Figure collection entries
────

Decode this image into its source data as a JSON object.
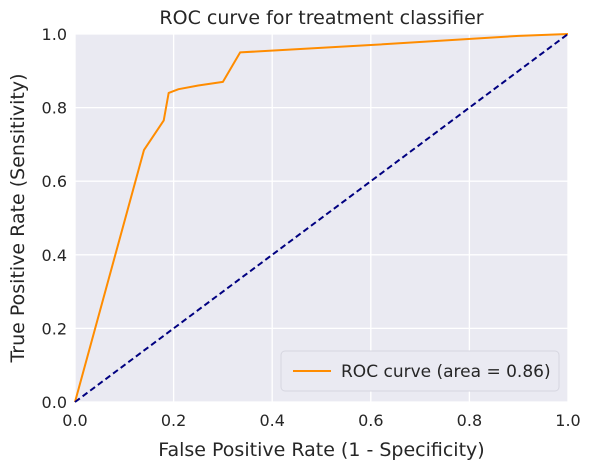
{
  "chart_data": {
    "type": "line",
    "title": "ROC curve for treatment classifier",
    "xlabel": "False Positive Rate (1 - Specificity)",
    "ylabel": "True Positive Rate (Sensitivity)",
    "xlim": [
      0.0,
      1.0
    ],
    "ylim": [
      0.0,
      1.0
    ],
    "xticks": [
      "0.0",
      "0.2",
      "0.4",
      "0.6",
      "0.8",
      "1.0"
    ],
    "yticks": [
      "0.0",
      "0.2",
      "0.4",
      "0.6",
      "0.8",
      "1.0"
    ],
    "grid": true,
    "legend_position": "lower-right",
    "series": [
      {
        "name": "ROC curve (area = 0.86)",
        "color": "#ff8c00",
        "style": "solid",
        "x": [
          0.0,
          0.14,
          0.18,
          0.19,
          0.21,
          0.25,
          0.3,
          0.335,
          0.6,
          0.9,
          1.0
        ],
        "y": [
          0.0,
          0.685,
          0.765,
          0.84,
          0.85,
          0.86,
          0.87,
          0.95,
          0.97,
          0.995,
          1.0
        ]
      },
      {
        "color": "#000080",
        "style": "dashed",
        "x": [
          0.0,
          1.0
        ],
        "y": [
          0.0,
          1.0
        ]
      }
    ]
  }
}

────

▸ **Set problem**
Print all of the records shown above exactly, leaving out each picture.

▸ **Correct response**
Decode this image into its source data as a JSON object.
{
  "chart_data": {
    "type": "line",
    "title": "ROC curve for treatment classifier",
    "xlabel": "False Positive Rate (1 - Specificity)",
    "ylabel": "True Positive Rate (Sensitivity)",
    "xlim": [
      0.0,
      1.0
    ],
    "ylim": [
      0.0,
      1.0
    ],
    "xticks": [
      "0.0",
      "0.2",
      "0.4",
      "0.6",
      "0.8",
      "1.0"
    ],
    "yticks": [
      "0.0",
      "0.2",
      "0.4",
      "0.6",
      "0.8",
      "1.0"
    ],
    "grid": true,
    "legend_position": "lower-right",
    "series": [
      {
        "name": "ROC curve (area = 0.86)",
        "color": "#ff8c00",
        "style": "solid",
        "x": [
          0.0,
          0.14,
          0.18,
          0.19,
          0.21,
          0.25,
          0.3,
          0.335,
          0.6,
          0.9,
          1.0
        ],
        "y": [
          0.0,
          0.685,
          0.765,
          0.84,
          0.85,
          0.86,
          0.87,
          0.95,
          0.97,
          0.995,
          1.0
        ]
      },
      {
        "color": "#000080",
        "style": "dashed",
        "x": [
          0.0,
          1.0
        ],
        "y": [
          0.0,
          1.0
        ]
      }
    ]
  }
}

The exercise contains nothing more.